[Records from a collection of figures]
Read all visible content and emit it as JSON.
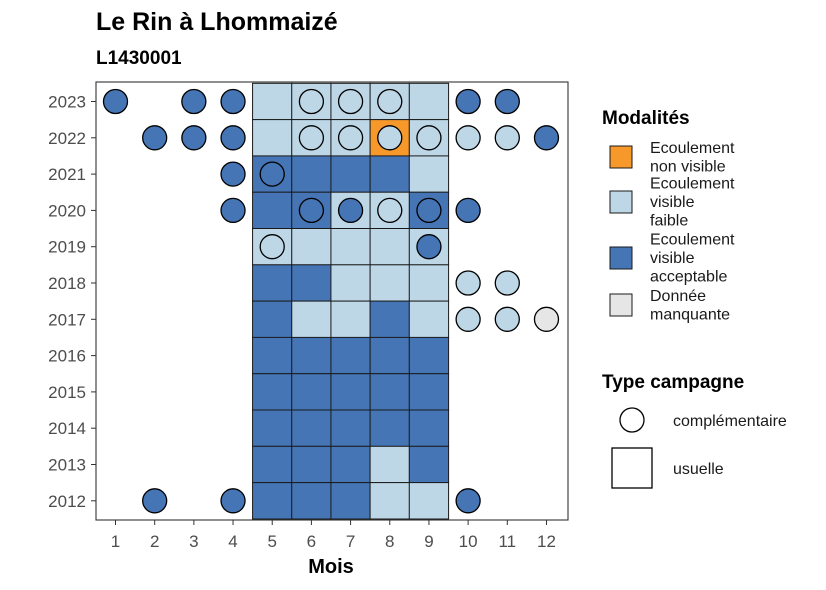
{
  "chart_data": {
    "type": "heatmap",
    "title": "Le Rin à Lhommaizé",
    "subtitle": "L1430001",
    "xlabel": "Mois",
    "ylabel": "",
    "x_ticks": [
      "1",
      "2",
      "3",
      "4",
      "5",
      "6",
      "7",
      "8",
      "9",
      "10",
      "11",
      "12"
    ],
    "y_ticks": [
      "2012",
      "2013",
      "2014",
      "2015",
      "2016",
      "2017",
      "2018",
      "2019",
      "2020",
      "2021",
      "2022",
      "2023"
    ],
    "colors": {
      "non_visible": "#f7982b",
      "faible": "#bdd7e7",
      "acceptable": "#4575b4",
      "manquante": "#e6e6e6"
    },
    "legend_modalites": {
      "title": "Modalités",
      "items": [
        {
          "key": "non_visible",
          "label": "Ecoulement\nnon visible"
        },
        {
          "key": "faible",
          "label": "Ecoulement\nvisible\nfaible"
        },
        {
          "key": "acceptable",
          "label": "Ecoulement\nvisible\nacceptable"
        },
        {
          "key": "manquante",
          "label": "Donnée\nmanquante"
        }
      ]
    },
    "legend_campagne": {
      "title": "Type campagne",
      "items": [
        {
          "shape": "circle",
          "label": "complémentaire"
        },
        {
          "shape": "square",
          "label": "usuelle"
        }
      ]
    },
    "usuelle": [
      {
        "year": 2023,
        "values": {
          "5": "faible",
          "6": "faible",
          "7": "faible",
          "8": "faible",
          "9": "faible"
        }
      },
      {
        "year": 2022,
        "values": {
          "5": "faible",
          "6": "faible",
          "7": "faible",
          "8": "non_visible",
          "9": "faible"
        }
      },
      {
        "year": 2021,
        "values": {
          "5": "acceptable",
          "6": "acceptable",
          "7": "acceptable",
          "8": "acceptable",
          "9": "faible"
        }
      },
      {
        "year": 2020,
        "values": {
          "5": "acceptable",
          "6": "acceptable",
          "7": "faible",
          "8": "faible",
          "9": "acceptable"
        }
      },
      {
        "year": 2019,
        "values": {
          "5": "faible",
          "6": "faible",
          "7": "faible",
          "8": "faible",
          "9": "faible"
        }
      },
      {
        "year": 2018,
        "values": {
          "5": "acceptable",
          "6": "acceptable",
          "7": "faible",
          "8": "faible",
          "9": "faible"
        }
      },
      {
        "year": 2017,
        "values": {
          "5": "acceptable",
          "6": "faible",
          "7": "faible",
          "8": "acceptable",
          "9": "faible"
        }
      },
      {
        "year": 2016,
        "values": {
          "5": "acceptable",
          "6": "acceptable",
          "7": "acceptable",
          "8": "acceptable",
          "9": "acceptable"
        }
      },
      {
        "year": 2015,
        "values": {
          "5": "acceptable",
          "6": "acceptable",
          "7": "acceptable",
          "8": "acceptable",
          "9": "acceptable"
        }
      },
      {
        "year": 2014,
        "values": {
          "5": "acceptable",
          "6": "acceptable",
          "7": "acceptable",
          "8": "acceptable",
          "9": "acceptable"
        }
      },
      {
        "year": 2013,
        "values": {
          "5": "acceptable",
          "6": "acceptable",
          "7": "acceptable",
          "8": "faible",
          "9": "acceptable"
        }
      },
      {
        "year": 2012,
        "values": {
          "5": "acceptable",
          "6": "acceptable",
          "7": "acceptable",
          "8": "faible",
          "9": "faible"
        }
      }
    ],
    "complementaire": [
      {
        "year": 2023,
        "month": 1,
        "value": "acceptable"
      },
      {
        "year": 2023,
        "month": 3,
        "value": "acceptable"
      },
      {
        "year": 2023,
        "month": 4,
        "value": "acceptable"
      },
      {
        "year": 2023,
        "month": 6,
        "value": "faible"
      },
      {
        "year": 2023,
        "month": 7,
        "value": "faible"
      },
      {
        "year": 2023,
        "month": 8,
        "value": "faible"
      },
      {
        "year": 2023,
        "month": 10,
        "value": "acceptable"
      },
      {
        "year": 2023,
        "month": 11,
        "value": "acceptable"
      },
      {
        "year": 2022,
        "month": 2,
        "value": "acceptable"
      },
      {
        "year": 2022,
        "month": 3,
        "value": "acceptable"
      },
      {
        "year": 2022,
        "month": 4,
        "value": "acceptable"
      },
      {
        "year": 2022,
        "month": 6,
        "value": "faible"
      },
      {
        "year": 2022,
        "month": 7,
        "value": "faible"
      },
      {
        "year": 2022,
        "month": 8,
        "value": "faible"
      },
      {
        "year": 2022,
        "month": 9,
        "value": "faible"
      },
      {
        "year": 2022,
        "month": 10,
        "value": "faible"
      },
      {
        "year": 2022,
        "month": 11,
        "value": "faible"
      },
      {
        "year": 2022,
        "month": 12,
        "value": "acceptable"
      },
      {
        "year": 2021,
        "month": 4,
        "value": "acceptable"
      },
      {
        "year": 2021,
        "month": 5,
        "value": "acceptable"
      },
      {
        "year": 2020,
        "month": 4,
        "value": "acceptable"
      },
      {
        "year": 2020,
        "month": 6,
        "value": "acceptable"
      },
      {
        "year": 2020,
        "month": 7,
        "value": "acceptable"
      },
      {
        "year": 2020,
        "month": 8,
        "value": "faible"
      },
      {
        "year": 2020,
        "month": 9,
        "value": "acceptable"
      },
      {
        "year": 2020,
        "month": 10,
        "value": "acceptable"
      },
      {
        "year": 2019,
        "month": 5,
        "value": "faible"
      },
      {
        "year": 2019,
        "month": 9,
        "value": "acceptable"
      },
      {
        "year": 2018,
        "month": 10,
        "value": "faible"
      },
      {
        "year": 2018,
        "month": 11,
        "value": "faible"
      },
      {
        "year": 2017,
        "month": 10,
        "value": "faible"
      },
      {
        "year": 2017,
        "month": 11,
        "value": "faible"
      },
      {
        "year": 2017,
        "month": 12,
        "value": "manquante"
      },
      {
        "year": 2012,
        "month": 2,
        "value": "acceptable"
      },
      {
        "year": 2012,
        "month": 4,
        "value": "acceptable"
      },
      {
        "year": 2012,
        "month": 10,
        "value": "acceptable"
      }
    ]
  }
}
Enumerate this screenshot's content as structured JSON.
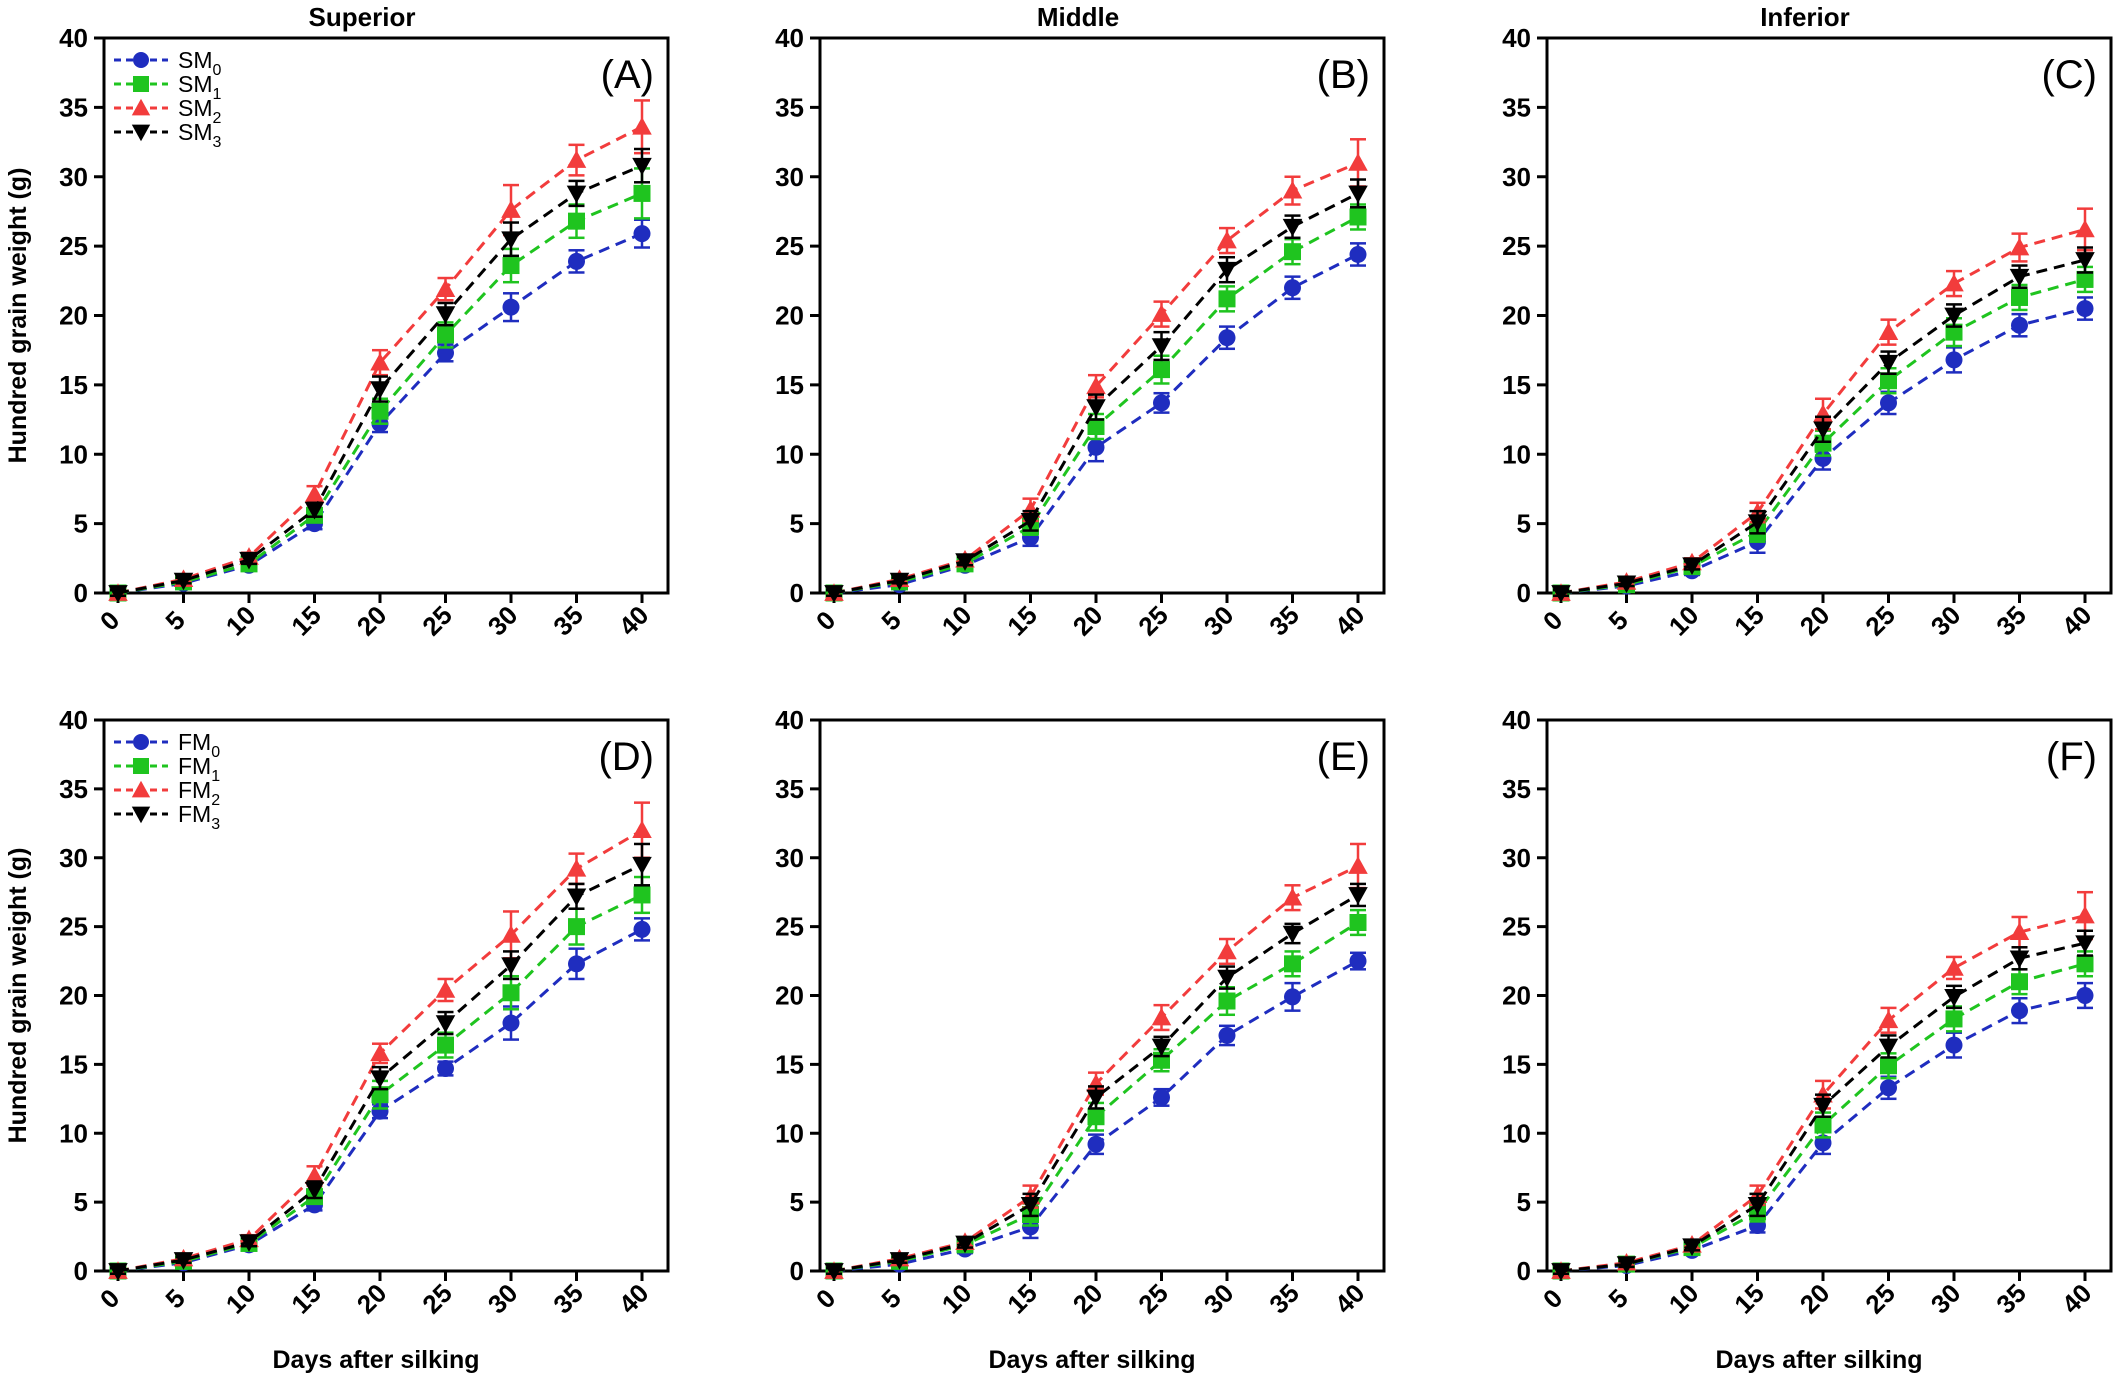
{
  "colors": {
    "M0": "#1f2dbf",
    "M1": "#1fc41f",
    "M2": "#f23c3c",
    "M3": "#000000"
  },
  "chart_data": [
    {
      "type": "line",
      "panel_label": "(A)",
      "title": "Superior",
      "xlabel": "",
      "ylabel": "Hundred grain weight (g)",
      "x": [
        0,
        5,
        10,
        15,
        20,
        25,
        30,
        35,
        40
      ],
      "ylim": [
        0,
        40
      ],
      "yticks": [
        0,
        5,
        10,
        15,
        20,
        25,
        30,
        35,
        40
      ],
      "legend": "top-left",
      "series": [
        {
          "name": "SM0",
          "label_base": "SM",
          "label_sub": "0",
          "marker": "circle",
          "color": "#1f2dbf",
          "values": [
            0,
            0.7,
            2.0,
            5.0,
            12.2,
            17.3,
            20.6,
            23.9,
            25.9
          ],
          "errors": [
            0.2,
            0.2,
            0.3,
            0.4,
            0.6,
            0.6,
            1.0,
            0.8,
            1.0
          ]
        },
        {
          "name": "SM1",
          "label_base": "SM",
          "label_sub": "1",
          "marker": "square",
          "color": "#1fc41f",
          "values": [
            0,
            0.8,
            2.1,
            5.6,
            13.1,
            18.6,
            23.6,
            26.8,
            28.8
          ],
          "errors": [
            0.2,
            0.2,
            0.3,
            0.5,
            0.9,
            0.9,
            1.2,
            1.2,
            1.8
          ]
        },
        {
          "name": "SM2",
          "label_base": "SM",
          "label_sub": "2",
          "marker": "triangle-up",
          "color": "#f23c3c",
          "values": [
            0,
            1.0,
            2.6,
            7.1,
            16.6,
            21.9,
            27.6,
            31.2,
            33.6
          ],
          "errors": [
            0.2,
            0.2,
            0.3,
            0.6,
            0.9,
            0.8,
            1.8,
            1.1,
            1.9
          ]
        },
        {
          "name": "SM3",
          "label_base": "SM",
          "label_sub": "3",
          "marker": "triangle-down",
          "color": "#000000",
          "values": [
            0,
            0.9,
            2.4,
            6.0,
            14.7,
            20.1,
            25.5,
            28.8,
            30.8
          ],
          "errors": [
            0.2,
            0.2,
            0.3,
            0.5,
            0.9,
            0.8,
            1.2,
            0.9,
            1.2
          ]
        }
      ]
    },
    {
      "type": "line",
      "panel_label": "(B)",
      "title": "Middle",
      "xlabel": "",
      "ylabel": "",
      "x": [
        0,
        5,
        10,
        15,
        20,
        25,
        30,
        35,
        40
      ],
      "ylim": [
        0,
        40
      ],
      "yticks": [
        0,
        5,
        10,
        15,
        20,
        25,
        30,
        35,
        40
      ],
      "legend": "none",
      "series": [
        {
          "name": "SM0",
          "marker": "circle",
          "color": "#1f2dbf",
          "values": [
            0,
            0.6,
            2.0,
            4.0,
            10.5,
            13.7,
            18.4,
            22.0,
            24.4
          ],
          "errors": [
            0.2,
            0.2,
            0.3,
            0.6,
            1.0,
            0.7,
            0.8,
            0.8,
            0.8
          ]
        },
        {
          "name": "SM1",
          "marker": "square",
          "color": "#1fc41f",
          "values": [
            0,
            0.8,
            2.1,
            4.8,
            12.0,
            16.1,
            21.2,
            24.6,
            27.1
          ],
          "errors": [
            0.2,
            0.2,
            0.3,
            0.6,
            0.9,
            1.0,
            0.9,
            0.9,
            0.9
          ]
        },
        {
          "name": "SM2",
          "marker": "triangle-up",
          "color": "#f23c3c",
          "values": [
            0,
            1.0,
            2.4,
            6.0,
            14.9,
            20.1,
            25.4,
            29.0,
            31.0
          ],
          "errors": [
            0.2,
            0.2,
            0.3,
            0.8,
            0.8,
            0.9,
            0.9,
            1.0,
            1.7
          ]
        },
        {
          "name": "SM3",
          "marker": "triangle-down",
          "color": "#000000",
          "values": [
            0,
            0.9,
            2.3,
            5.2,
            13.4,
            17.8,
            23.3,
            26.4,
            28.8
          ],
          "errors": [
            0.2,
            0.2,
            0.3,
            0.7,
            0.9,
            1.0,
            0.9,
            0.8,
            1.0
          ]
        }
      ]
    },
    {
      "type": "line",
      "panel_label": "(C)",
      "title": "Inferior",
      "xlabel": "",
      "ylabel": "",
      "x": [
        0,
        5,
        10,
        15,
        20,
        25,
        30,
        35,
        40
      ],
      "ylim": [
        0,
        40
      ],
      "yticks": [
        0,
        5,
        10,
        15,
        20,
        25,
        30,
        35,
        40
      ],
      "legend": "none",
      "series": [
        {
          "name": "SM0",
          "marker": "circle",
          "color": "#1f2dbf",
          "values": [
            0,
            0.5,
            1.6,
            3.7,
            9.7,
            13.7,
            16.8,
            19.3,
            20.5
          ],
          "errors": [
            0.2,
            0.2,
            0.3,
            0.8,
            0.8,
            0.8,
            0.9,
            0.8,
            0.8
          ]
        },
        {
          "name": "SM1",
          "marker": "square",
          "color": "#1fc41f",
          "values": [
            0,
            0.6,
            1.9,
            4.4,
            10.8,
            15.3,
            18.8,
            21.3,
            22.6
          ],
          "errors": [
            0.2,
            0.2,
            0.3,
            0.7,
            0.9,
            0.9,
            1.0,
            0.9,
            0.9
          ]
        },
        {
          "name": "SM2",
          "marker": "triangle-up",
          "color": "#f23c3c",
          "values": [
            0,
            0.8,
            2.2,
            5.8,
            12.9,
            18.8,
            22.3,
            24.9,
            26.2
          ],
          "errors": [
            0.2,
            0.2,
            0.3,
            0.7,
            1.1,
            0.9,
            0.9,
            1.0,
            1.5
          ]
        },
        {
          "name": "SM3",
          "marker": "triangle-down",
          "color": "#000000",
          "values": [
            0,
            0.7,
            2.0,
            5.1,
            11.8,
            16.6,
            20.0,
            22.8,
            24.0
          ],
          "errors": [
            0.2,
            0.2,
            0.3,
            0.8,
            0.9,
            0.8,
            0.8,
            0.8,
            0.9
          ]
        }
      ]
    },
    {
      "type": "line",
      "panel_label": "(D)",
      "title": "",
      "xlabel": "Days after silking",
      "ylabel": "Hundred grain weight (g)",
      "x": [
        0,
        5,
        10,
        15,
        20,
        25,
        30,
        35,
        40
      ],
      "ylim": [
        0,
        40
      ],
      "yticks": [
        0,
        5,
        10,
        15,
        20,
        25,
        30,
        35,
        40
      ],
      "legend": "top-left",
      "series": [
        {
          "name": "FM0",
          "label_base": "FM",
          "label_sub": "0",
          "marker": "circle",
          "color": "#1f2dbf",
          "values": [
            0,
            0.6,
            1.9,
            4.8,
            11.6,
            14.7,
            18.0,
            22.3,
            24.8
          ],
          "errors": [
            0.2,
            0.2,
            0.3,
            0.4,
            0.5,
            0.5,
            1.2,
            1.1,
            0.8
          ]
        },
        {
          "name": "FM1",
          "label_base": "FM",
          "label_sub": "1",
          "marker": "square",
          "color": "#1fc41f",
          "values": [
            0,
            0.7,
            2.0,
            5.4,
            12.8,
            16.4,
            20.2,
            25.0,
            27.3
          ],
          "errors": [
            0.2,
            0.2,
            0.3,
            0.5,
            1.0,
            0.9,
            1.2,
            1.3,
            1.3
          ]
        },
        {
          "name": "FM2",
          "label_base": "FM",
          "label_sub": "2",
          "marker": "triangle-up",
          "color": "#f23c3c",
          "values": [
            0,
            0.9,
            2.3,
            6.9,
            15.8,
            20.4,
            24.4,
            29.2,
            32.0
          ],
          "errors": [
            0.2,
            0.2,
            0.3,
            0.7,
            0.7,
            0.8,
            1.7,
            1.1,
            2.0
          ]
        },
        {
          "name": "FM3",
          "label_base": "FM",
          "label_sub": "3",
          "marker": "triangle-down",
          "color": "#000000",
          "values": [
            0,
            0.8,
            2.1,
            5.9,
            14.0,
            18.0,
            22.2,
            27.2,
            29.5
          ],
          "errors": [
            0.2,
            0.2,
            0.3,
            0.6,
            0.8,
            0.8,
            1.0,
            0.9,
            1.5
          ]
        }
      ]
    },
    {
      "type": "line",
      "panel_label": "(E)",
      "title": "",
      "xlabel": "Days after silking",
      "ylabel": "",
      "x": [
        0,
        5,
        10,
        15,
        20,
        25,
        30,
        35,
        40
      ],
      "ylim": [
        0,
        40
      ],
      "yticks": [
        0,
        5,
        10,
        15,
        20,
        25,
        30,
        35,
        40
      ],
      "legend": "none",
      "series": [
        {
          "name": "FM0",
          "marker": "circle",
          "color": "#1f2dbf",
          "values": [
            0,
            0.5,
            1.6,
            3.2,
            9.2,
            12.6,
            17.1,
            19.9,
            22.5
          ],
          "errors": [
            0.2,
            0.2,
            0.3,
            0.8,
            0.7,
            0.6,
            0.7,
            1.0,
            0.6
          ]
        },
        {
          "name": "FM1",
          "marker": "square",
          "color": "#1fc41f",
          "values": [
            0,
            0.7,
            1.9,
            4.1,
            11.2,
            15.3,
            19.6,
            22.3,
            25.3
          ],
          "errors": [
            0.2,
            0.2,
            0.3,
            0.8,
            1.0,
            0.8,
            1.0,
            0.9,
            0.9
          ]
        },
        {
          "name": "FM2",
          "marker": "triangle-up",
          "color": "#f23c3c",
          "values": [
            0,
            0.9,
            2.1,
            5.4,
            13.6,
            18.4,
            23.2,
            27.1,
            29.4
          ],
          "errors": [
            0.2,
            0.2,
            0.3,
            0.8,
            0.8,
            0.9,
            0.9,
            0.9,
            1.6
          ]
        },
        {
          "name": "FM3",
          "marker": "triangle-down",
          "color": "#000000",
          "values": [
            0,
            0.8,
            2.0,
            4.8,
            12.6,
            16.3,
            21.3,
            24.5,
            27.3
          ],
          "errors": [
            0.2,
            0.2,
            0.3,
            0.8,
            0.8,
            0.7,
            0.8,
            0.7,
            0.8
          ]
        }
      ]
    },
    {
      "type": "line",
      "panel_label": "(F)",
      "title": "",
      "xlabel": "Days after silking",
      "ylabel": "",
      "x": [
        0,
        5,
        10,
        15,
        20,
        25,
        30,
        35,
        40
      ],
      "ylim": [
        0,
        40
      ],
      "yticks": [
        0,
        5,
        10,
        15,
        20,
        25,
        30,
        35,
        40
      ],
      "legend": "none",
      "series": [
        {
          "name": "FM0",
          "marker": "circle",
          "color": "#1f2dbf",
          "values": [
            0,
            0.4,
            1.5,
            3.3,
            9.3,
            13.3,
            16.4,
            18.9,
            20.0
          ],
          "errors": [
            0.2,
            0.2,
            0.3,
            0.5,
            0.8,
            0.8,
            0.9,
            0.9,
            0.9
          ]
        },
        {
          "name": "FM1",
          "marker": "square",
          "color": "#1fc41f",
          "values": [
            0,
            0.5,
            1.7,
            4.3,
            10.6,
            14.9,
            18.3,
            21.0,
            22.3
          ],
          "errors": [
            0.2,
            0.2,
            0.3,
            0.7,
            0.9,
            0.9,
            0.9,
            0.9,
            0.9
          ]
        },
        {
          "name": "FM2",
          "marker": "triangle-up",
          "color": "#f23c3c",
          "values": [
            0,
            0.6,
            1.9,
            5.5,
            12.8,
            18.2,
            22.0,
            24.6,
            25.8
          ],
          "errors": [
            0.2,
            0.2,
            0.3,
            0.7,
            1.0,
            0.9,
            0.8,
            1.1,
            1.7
          ]
        },
        {
          "name": "FM3",
          "marker": "triangle-down",
          "color": "#000000",
          "values": [
            0,
            0.5,
            1.8,
            4.8,
            12.0,
            16.3,
            19.9,
            22.7,
            23.8
          ],
          "errors": [
            0.2,
            0.2,
            0.3,
            0.8,
            0.8,
            0.8,
            0.8,
            0.8,
            0.9
          ]
        }
      ]
    }
  ]
}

• [The exercise] Filter for "nvisible". Return all lines that hold it.

• [Exercise response]
          "label": "Ecoulement\nvisible\nfaible"
          "label": "Ecoulement\nvisible\nacceptable"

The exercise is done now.